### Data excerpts
===============

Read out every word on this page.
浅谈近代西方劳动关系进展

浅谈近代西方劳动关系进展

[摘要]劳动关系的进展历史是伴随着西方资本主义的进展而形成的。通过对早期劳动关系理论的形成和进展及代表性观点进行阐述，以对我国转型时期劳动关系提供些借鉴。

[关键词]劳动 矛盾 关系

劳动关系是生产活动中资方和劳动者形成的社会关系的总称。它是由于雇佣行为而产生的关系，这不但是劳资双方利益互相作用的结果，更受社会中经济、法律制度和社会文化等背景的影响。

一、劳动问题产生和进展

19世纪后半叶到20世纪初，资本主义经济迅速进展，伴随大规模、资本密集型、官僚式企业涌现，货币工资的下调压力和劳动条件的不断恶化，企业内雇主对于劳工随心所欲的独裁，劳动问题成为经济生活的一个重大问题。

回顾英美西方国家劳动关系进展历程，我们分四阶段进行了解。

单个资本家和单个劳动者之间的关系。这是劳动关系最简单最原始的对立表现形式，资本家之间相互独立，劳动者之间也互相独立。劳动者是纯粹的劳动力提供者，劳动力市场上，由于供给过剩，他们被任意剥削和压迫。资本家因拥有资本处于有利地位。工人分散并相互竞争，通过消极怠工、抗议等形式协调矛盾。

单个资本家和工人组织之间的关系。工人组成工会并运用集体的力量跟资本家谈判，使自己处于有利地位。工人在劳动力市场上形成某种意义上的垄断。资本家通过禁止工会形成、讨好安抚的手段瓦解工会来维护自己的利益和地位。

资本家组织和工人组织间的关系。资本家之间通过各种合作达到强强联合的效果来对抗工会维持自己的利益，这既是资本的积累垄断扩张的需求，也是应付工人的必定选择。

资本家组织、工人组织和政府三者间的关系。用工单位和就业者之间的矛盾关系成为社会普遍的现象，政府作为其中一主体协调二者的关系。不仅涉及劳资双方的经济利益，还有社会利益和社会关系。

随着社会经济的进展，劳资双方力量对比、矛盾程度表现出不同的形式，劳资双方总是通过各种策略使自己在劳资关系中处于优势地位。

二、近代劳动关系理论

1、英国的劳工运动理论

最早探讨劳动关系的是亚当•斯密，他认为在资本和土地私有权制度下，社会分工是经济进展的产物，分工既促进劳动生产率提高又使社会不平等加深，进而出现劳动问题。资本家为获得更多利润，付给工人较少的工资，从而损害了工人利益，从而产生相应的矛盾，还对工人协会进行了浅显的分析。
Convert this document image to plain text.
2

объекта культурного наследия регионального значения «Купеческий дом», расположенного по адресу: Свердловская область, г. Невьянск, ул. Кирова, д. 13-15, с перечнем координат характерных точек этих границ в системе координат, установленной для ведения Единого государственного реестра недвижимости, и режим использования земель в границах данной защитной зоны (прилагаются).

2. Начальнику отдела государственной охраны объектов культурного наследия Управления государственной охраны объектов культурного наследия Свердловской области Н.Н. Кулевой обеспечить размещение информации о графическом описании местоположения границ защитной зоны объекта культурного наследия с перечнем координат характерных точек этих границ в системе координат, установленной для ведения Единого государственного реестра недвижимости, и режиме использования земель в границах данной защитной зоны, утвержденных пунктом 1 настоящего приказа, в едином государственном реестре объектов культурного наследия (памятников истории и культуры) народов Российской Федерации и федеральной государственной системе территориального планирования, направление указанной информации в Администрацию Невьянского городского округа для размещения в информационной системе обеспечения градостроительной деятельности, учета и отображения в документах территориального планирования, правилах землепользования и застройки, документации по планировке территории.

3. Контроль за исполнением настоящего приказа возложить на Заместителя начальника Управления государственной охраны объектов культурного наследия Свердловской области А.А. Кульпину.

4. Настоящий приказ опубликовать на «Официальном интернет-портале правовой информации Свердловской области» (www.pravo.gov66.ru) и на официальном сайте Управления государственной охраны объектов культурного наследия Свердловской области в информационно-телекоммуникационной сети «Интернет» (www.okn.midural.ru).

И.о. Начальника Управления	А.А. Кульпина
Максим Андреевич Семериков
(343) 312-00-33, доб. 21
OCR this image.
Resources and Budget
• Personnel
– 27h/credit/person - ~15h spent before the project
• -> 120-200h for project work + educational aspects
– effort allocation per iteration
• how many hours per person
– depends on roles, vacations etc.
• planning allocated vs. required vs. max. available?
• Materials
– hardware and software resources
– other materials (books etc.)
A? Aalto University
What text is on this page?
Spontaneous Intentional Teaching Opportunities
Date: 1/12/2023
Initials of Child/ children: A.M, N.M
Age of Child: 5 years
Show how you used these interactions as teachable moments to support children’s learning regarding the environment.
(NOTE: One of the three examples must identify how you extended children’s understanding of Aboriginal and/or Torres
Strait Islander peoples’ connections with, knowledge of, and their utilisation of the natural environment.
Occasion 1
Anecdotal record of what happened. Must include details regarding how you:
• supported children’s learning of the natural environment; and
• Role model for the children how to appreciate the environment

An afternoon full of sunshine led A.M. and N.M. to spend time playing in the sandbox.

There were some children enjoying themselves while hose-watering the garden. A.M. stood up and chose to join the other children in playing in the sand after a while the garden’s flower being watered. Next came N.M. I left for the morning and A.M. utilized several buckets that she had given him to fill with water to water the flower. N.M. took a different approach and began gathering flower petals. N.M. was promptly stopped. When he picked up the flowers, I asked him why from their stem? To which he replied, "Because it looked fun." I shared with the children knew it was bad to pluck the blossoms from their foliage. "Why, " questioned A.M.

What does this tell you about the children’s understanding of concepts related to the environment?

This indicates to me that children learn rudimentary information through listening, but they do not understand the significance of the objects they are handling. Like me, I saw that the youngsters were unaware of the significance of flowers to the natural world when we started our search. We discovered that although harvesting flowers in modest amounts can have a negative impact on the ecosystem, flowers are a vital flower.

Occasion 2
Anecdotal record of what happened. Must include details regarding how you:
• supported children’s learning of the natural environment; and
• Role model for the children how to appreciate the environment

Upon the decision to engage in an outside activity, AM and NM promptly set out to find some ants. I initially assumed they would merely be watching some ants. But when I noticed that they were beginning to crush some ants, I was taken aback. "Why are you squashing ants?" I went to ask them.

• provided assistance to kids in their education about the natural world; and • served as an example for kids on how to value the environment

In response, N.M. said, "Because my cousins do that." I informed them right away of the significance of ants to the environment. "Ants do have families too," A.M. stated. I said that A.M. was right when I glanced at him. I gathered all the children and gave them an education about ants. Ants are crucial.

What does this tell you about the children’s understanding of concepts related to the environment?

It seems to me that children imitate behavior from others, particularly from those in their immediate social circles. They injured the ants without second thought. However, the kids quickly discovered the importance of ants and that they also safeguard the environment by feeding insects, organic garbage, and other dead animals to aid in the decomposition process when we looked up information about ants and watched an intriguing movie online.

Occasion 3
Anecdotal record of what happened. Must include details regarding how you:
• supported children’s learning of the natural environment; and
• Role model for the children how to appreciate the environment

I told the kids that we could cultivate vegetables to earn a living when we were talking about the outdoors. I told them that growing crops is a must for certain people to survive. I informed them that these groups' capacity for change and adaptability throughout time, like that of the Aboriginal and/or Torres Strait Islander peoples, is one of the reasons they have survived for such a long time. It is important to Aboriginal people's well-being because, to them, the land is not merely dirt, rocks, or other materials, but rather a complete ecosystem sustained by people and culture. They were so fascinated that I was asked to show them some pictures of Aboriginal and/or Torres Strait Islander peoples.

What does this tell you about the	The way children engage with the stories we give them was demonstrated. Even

===============

### WRITTEN INSTRUCTION
Write out the records shown above, exactly as they appear.

### ANSWER TO THIS TASK
Read out every word on this page.
浅谈近代西方劳动关系进展

浅谈近代西方劳动关系进展

[摘要]劳动关系的进展历史是伴随着西方资本主义的进展而形成的。通过对早期劳动关系理论的形成和进展及代表性观点进行阐述，以对我国转型时期劳动关系提供些借鉴。

[关键词]劳动 矛盾 关系

劳动关系是生产活动中资方和劳动者形成的社会关系的总称。它是由于雇佣行为而产生的关系，这不但是劳资双方利益互相作用的结果，更受社会中经济、法律制度和社会文化等背景的影响。

一、劳动问题产生和进展

19世纪后半叶到20世纪初，资本主义经济迅速进展，伴随大规模、资本密集型、官僚式企业涌现，货币工资的下调压力和劳动条件的不断恶化，企业内雇主对于劳工随心所欲的独裁，劳动问题成为经济生活的一个重大问题。

回顾英美西方国家劳动关系进展历程，我们分四阶段进行了解。

单个资本家和单个劳动者之间的关系。这是劳动关系最简单最原始的对立表现形式，资本家之间相互独立，劳动者之间也互相独立。劳动者是纯粹的劳动力提供者，劳动力市场上，由于供给过剩，他们被任意剥削和压迫。资本家因拥有资本处于有利地位。工人分散并相互竞争，通过消极怠工、抗议等形式协调矛盾。

单个资本家和工人组织之间的关系。工人组成工会并运用集体的力量跟资本家谈判，使自己处于有利地位。工人在劳动力市场上形成某种意义上的垄断。资本家通过禁止工会形成、讨好安抚的手段瓦解工会来维护自己的利益和地位。

资本家组织和工人组织间的关系。资本家之间通过各种合作达到强强联合的效果来对抗工会维持自己的利益，这既是资本的积累垄断扩张的需求，也是应付工人的必定选择。

资本家组织、工人组织和政府三者间的关系。用工单位和就业者之间的矛盾关系成为社会普遍的现象，政府作为其中一主体协调二者的关系。不仅涉及劳资双方的经济利益，还有社会利益和社会关系。

随着社会经济的进展，劳资双方力量对比、矛盾程度表现出不同的形式，劳资双方总是通过各种策略使自己在劳资关系中处于优势地位。

二、近代劳动关系理论

1、英国的劳工运动理论

最早探讨劳动关系的是亚当•斯密，他认为在资本和土地私有权制度下，社会分工是经济进展的产物，分工既促进劳动生产率提高又使社会不平等加深，进而出现劳动问题。资本家为获得更多利润，付给工人较少的工资，从而损害了工人利益，从而产生相应的矛盾，还对工人协会进行了浅显的分析。
Convert this document image to plain text.
2

объекта культурного наследия регионального значения «Купеческий дом», расположенного по адресу: Свердловская область, г. Невьянск, ул. Кирова, д. 13-15, с перечнем координат характерных точек этих границ в системе координат, установленной для ведения Единого государственного реестра недвижимости, и режим использования земель в границах данной защитной зоны (прилагаются).

2. Начальнику отдела государственной охраны объектов культурного наследия Управления государственной охраны объектов культурного наследия Свердловской области Н.Н. Кулевой обеспечить размещение информации о графическом описании местоположения границ защитной зоны объекта культурного наследия с перечнем координат характерных точек этих границ в системе координат, установленной для ведения Единого государственного реестра недвижимости, и режиме использования земель в границах данной защитной зоны, утвержденных пунктом 1 настоящего приказа, в едином государственном реестре объектов культурного наследия (памятников истории и культуры) народов Российской Федерации и федеральной государственной системе территориального планирования, направление указанной информации в Администрацию Невьянского городского округа для размещения в информационной системе обеспечения градостроительной деятельности, учета и отображения в документах территориального планирования, правилах землепользования и застройки, документации по планировке территории.

3. Контроль за исполнением настоящего приказа возложить на Заместителя начальника Управления государственной охраны объектов культурного наследия Свердловской области А.А. Кульпину.

4. Настоящий приказ опубликовать на «Официальном интернет-портале правовой информации Свердловской области» (www.pravo.gov66.ru) и на официальном сайте Управления государственной охраны объектов культурного наследия Свердловской области в информационно-телекоммуникационной сети «Интернет» (www.okn.midural.ru).

И.о. Начальника Управления	А.А. Кульпина
Максим Андреевич Семериков
(343) 312-00-33, доб. 21
OCR this image.
Resources and Budget
• Personnel
– 27h/credit/person - ~15h spent before the project
• -> 120-200h for project work + educational aspects
– effort allocation per iteration
• how many hours per person
– depends on roles, vacations etc.
• planning allocated vs. required vs. max. available?
• Materials
– hardware and software resources
– other materials (books etc.)
A? Aalto University
What text is on this page?
Spontaneous Intentional Teaching Opportunities
Date: 1/12/2023
Initials of Child/ children: A.M, N.M
Age of Child: 5 years
Show how you used these interactions as teachable moments to support children’s learning regarding the environment.
(NOTE: One of the three examples must identify how you extended children’s understanding of Aboriginal and/or Torres
Strait Islander peoples’ connections with, knowledge of, and their utilisation of the natural environment.
Occasion 1
Anecdotal record of what happened. Must include details regarding how you:
• supported children’s learning of the natural environment; and
• Role model for the children how to appreciate the environment

An afternoon full of sunshine led A.M. and N.M. to spend time playing in the sandbox.

There were some children enjoying themselves while hose-watering the garden. A.M. stood up and chose to join the other children in playing in the sand after a while the garden’s flower being watered. Next came N.M. I left for the morning and A.M. utilized several buckets that she had given him to fill with water to water the flower. N.M. took a different approach and began gathering flower petals. N.M. was promptly stopped. When he picked up the flowers, I asked him why from their stem? To which he replied, "Because it looked fun." I shared with the children knew it was bad to pluck the blossoms from their foliage. "Why, " questioned A.M.

What does this tell you about the children’s understanding of concepts related to the environment?

This indicates to me that children learn rudimentary information through listening, but they do not understand the significance of the objects they are handling. Like me, I saw that the youngsters were unaware of the significance of flowers to the natural world when we started our search. We discovered that although harvesting flowers in modest amounts can have a negative impact on the ecosystem, flowers are a vital flower.

Occasion 2
Anecdotal record of what happened. Must include details regarding how you:
• supported children’s learning of the natural environment; and
• Role model for the children how to appreciate the environment

Upon the decision to engage in an outside activity, AM and NM promptly set out to find some ants. I initially assumed they would merely be watching some ants. But when I noticed that they were beginning to crush some ants, I was taken aback. "Why are you squashing ants?" I went to ask them.

• provided assistance to kids in their education about the natural world; and • served as an example for kids on how to value the environment

In response, N.M. said, "Because my cousins do that." I informed them right away of the significance of ants to the environment. "Ants do have families too," A.M. stated. I said that A.M. was right when I glanced at him. I gathered all the children and gave them an education about ants. Ants are crucial.

What does this tell you about the children’s understanding of concepts related to the environment?

It seems to me that children imitate behavior from others, particularly from those in their immediate social circles. They injured the ants without second thought. However, the kids quickly discovered the importance of ants and that they also safeguard the environment by feeding insects, organic garbage, and other dead animals to aid in the decomposition process when we looked up information about ants and watched an intriguing movie online.

Occasion 3
Anecdotal record of what happened. Must include details regarding how you:
• supported children’s learning of the natural environment; and
• Role model for the children how to appreciate the environment

I told the kids that we could cultivate vegetables to earn a living when we were talking about the outdoors. I told them that growing crops is a must for certain people to survive. I informed them that these groups' capacity for change and adaptability throughout time, like that of the Aboriginal and/or Torres Strait Islander peoples, is one of the reasons they have survived for such a long time. It is important to Aboriginal people's well-being because, to them, the land is not merely dirt, rocks, or other materials, but rather a complete ecosystem sustained by people and culture. They were so fascinated that I was asked to show them some pictures of Aboriginal and/or Torres Strait Islander peoples.

What does this tell you about the	The way children engage with the stories we give them was demonstrated. Even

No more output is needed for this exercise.